CHALLENGE: Transcribe the entries that follow exactly as they appear, minus pictures.

*** DATA SUPPLIED

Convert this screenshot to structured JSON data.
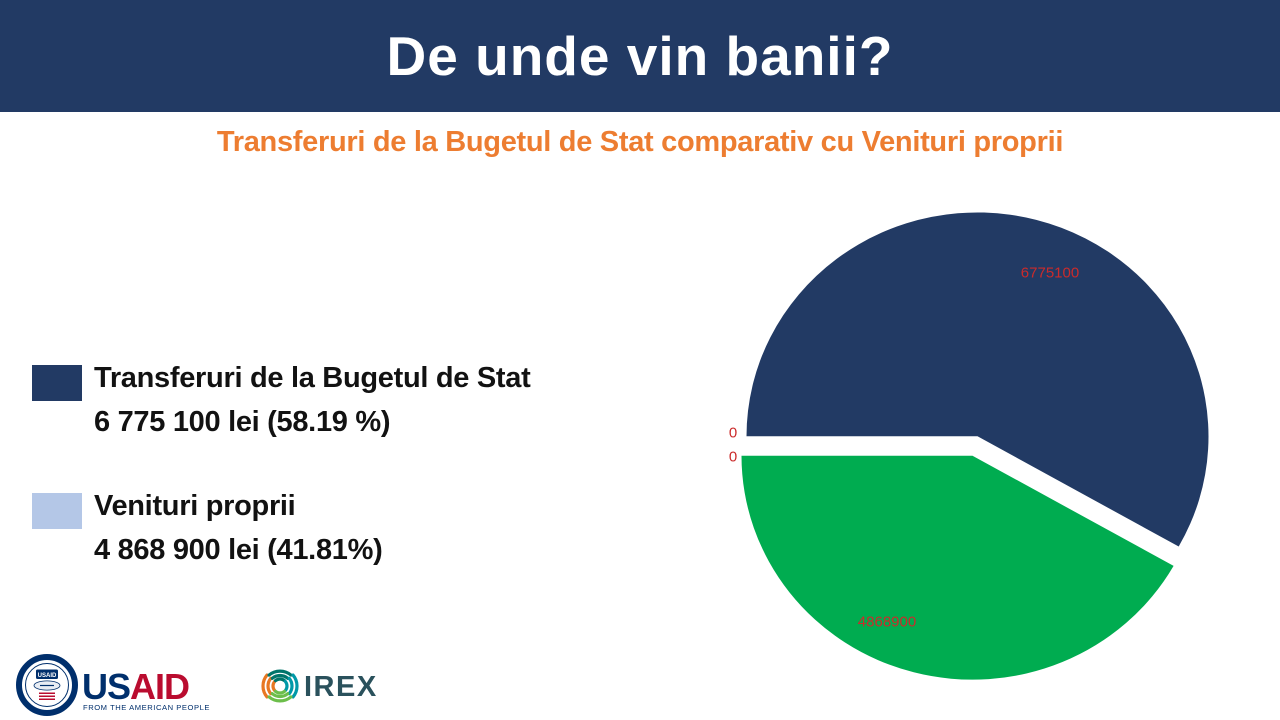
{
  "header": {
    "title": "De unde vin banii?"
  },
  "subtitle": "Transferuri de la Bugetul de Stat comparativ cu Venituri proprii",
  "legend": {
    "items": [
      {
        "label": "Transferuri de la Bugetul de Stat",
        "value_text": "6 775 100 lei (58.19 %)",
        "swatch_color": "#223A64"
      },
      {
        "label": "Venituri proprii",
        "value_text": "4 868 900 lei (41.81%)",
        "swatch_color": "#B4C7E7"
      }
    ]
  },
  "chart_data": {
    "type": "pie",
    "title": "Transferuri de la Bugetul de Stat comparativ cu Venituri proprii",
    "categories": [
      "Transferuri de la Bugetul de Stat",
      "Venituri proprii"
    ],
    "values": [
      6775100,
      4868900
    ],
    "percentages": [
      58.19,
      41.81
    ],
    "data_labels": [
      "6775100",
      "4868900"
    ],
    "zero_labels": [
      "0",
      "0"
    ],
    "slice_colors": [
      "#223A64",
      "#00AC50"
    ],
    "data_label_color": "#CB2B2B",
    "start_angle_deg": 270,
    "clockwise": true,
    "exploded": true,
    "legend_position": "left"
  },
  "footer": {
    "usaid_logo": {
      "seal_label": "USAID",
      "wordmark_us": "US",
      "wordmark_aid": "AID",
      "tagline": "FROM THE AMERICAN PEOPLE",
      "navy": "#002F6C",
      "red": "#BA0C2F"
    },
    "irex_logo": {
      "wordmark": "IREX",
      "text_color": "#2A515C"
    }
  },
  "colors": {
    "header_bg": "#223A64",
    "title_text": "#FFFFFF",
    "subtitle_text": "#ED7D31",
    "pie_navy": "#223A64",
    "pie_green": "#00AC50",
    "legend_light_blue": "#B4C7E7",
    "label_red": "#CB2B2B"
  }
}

******

RESPONSE FOR THIS EXERCISE:
Convert this screenshot to structured JSON data.
{
  "header": {
    "title": "De unde vin banii?"
  },
  "subtitle": "Transferuri de la Bugetul de Stat comparativ cu Venituri proprii",
  "legend": {
    "items": [
      {
        "label": "Transferuri de la Bugetul de Stat",
        "value_text": "6 775 100 lei (58.19 %)",
        "swatch_color": "#223A64"
      },
      {
        "label": "Venituri proprii",
        "value_text": "4 868 900 lei (41.81%)",
        "swatch_color": "#B4C7E7"
      }
    ]
  },
  "chart_data": {
    "type": "pie",
    "title": "Transferuri de la Bugetul de Stat comparativ cu Venituri proprii",
    "categories": [
      "Transferuri de la Bugetul de Stat",
      "Venituri proprii"
    ],
    "values": [
      6775100,
      4868900
    ],
    "percentages": [
      58.19,
      41.81
    ],
    "data_labels": [
      "6775100",
      "4868900"
    ],
    "zero_labels": [
      "0",
      "0"
    ],
    "slice_colors": [
      "#223A64",
      "#00AC50"
    ],
    "data_label_color": "#CB2B2B",
    "start_angle_deg": 270,
    "clockwise": true,
    "exploded": true,
    "legend_position": "left"
  },
  "footer": {
    "usaid_logo": {
      "seal_label": "USAID",
      "wordmark_us": "US",
      "wordmark_aid": "AID",
      "tagline": "FROM THE AMERICAN PEOPLE",
      "navy": "#002F6C",
      "red": "#BA0C2F"
    },
    "irex_logo": {
      "wordmark": "IREX",
      "text_color": "#2A515C"
    }
  },
  "colors": {
    "header_bg": "#223A64",
    "title_text": "#FFFFFF",
    "subtitle_text": "#ED7D31",
    "pie_navy": "#223A64",
    "pie_green": "#00AC50",
    "legend_light_blue": "#B4C7E7",
    "label_red": "#CB2B2B"
  }
}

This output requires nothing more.